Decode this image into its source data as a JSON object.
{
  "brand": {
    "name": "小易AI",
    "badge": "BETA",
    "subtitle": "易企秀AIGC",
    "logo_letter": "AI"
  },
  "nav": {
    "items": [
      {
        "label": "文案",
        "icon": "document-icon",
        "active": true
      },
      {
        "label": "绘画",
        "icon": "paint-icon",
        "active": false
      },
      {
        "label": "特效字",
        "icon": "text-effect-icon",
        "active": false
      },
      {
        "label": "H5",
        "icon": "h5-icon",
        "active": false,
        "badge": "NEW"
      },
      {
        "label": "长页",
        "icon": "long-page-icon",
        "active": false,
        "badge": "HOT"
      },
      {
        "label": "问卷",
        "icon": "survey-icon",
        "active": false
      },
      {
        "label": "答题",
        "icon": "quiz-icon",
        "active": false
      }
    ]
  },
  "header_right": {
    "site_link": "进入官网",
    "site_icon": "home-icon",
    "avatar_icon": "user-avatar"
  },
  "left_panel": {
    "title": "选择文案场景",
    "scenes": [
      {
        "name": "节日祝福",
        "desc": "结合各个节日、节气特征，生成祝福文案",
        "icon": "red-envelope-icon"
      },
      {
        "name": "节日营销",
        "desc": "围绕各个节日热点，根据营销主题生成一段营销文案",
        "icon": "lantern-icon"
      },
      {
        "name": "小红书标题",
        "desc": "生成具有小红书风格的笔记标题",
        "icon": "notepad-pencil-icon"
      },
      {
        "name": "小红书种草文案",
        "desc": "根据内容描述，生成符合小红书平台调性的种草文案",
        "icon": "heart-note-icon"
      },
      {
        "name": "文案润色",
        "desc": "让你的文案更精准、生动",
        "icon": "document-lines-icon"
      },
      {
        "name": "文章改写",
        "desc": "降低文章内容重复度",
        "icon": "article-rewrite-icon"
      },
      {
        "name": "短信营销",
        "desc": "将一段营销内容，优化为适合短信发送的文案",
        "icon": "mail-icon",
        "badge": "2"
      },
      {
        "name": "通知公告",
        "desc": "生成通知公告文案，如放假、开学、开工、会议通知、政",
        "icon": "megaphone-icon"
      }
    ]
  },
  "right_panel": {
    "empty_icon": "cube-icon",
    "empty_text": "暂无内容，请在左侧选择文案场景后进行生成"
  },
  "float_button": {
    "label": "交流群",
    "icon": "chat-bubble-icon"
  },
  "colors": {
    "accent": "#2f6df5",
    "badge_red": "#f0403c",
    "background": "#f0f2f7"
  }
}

● **PROBLEM DESCRIPTION**
Return all the lines that contain the string "label".

● **SOLUTION TO THIS EXERCISE**
        "label": "文案",
        "label": "绘画",
        "label": "特效字",
        "label": "H5",
        "label": "长页",
        "label": "问卷",
        "label": "答题",
    "label": "交流群",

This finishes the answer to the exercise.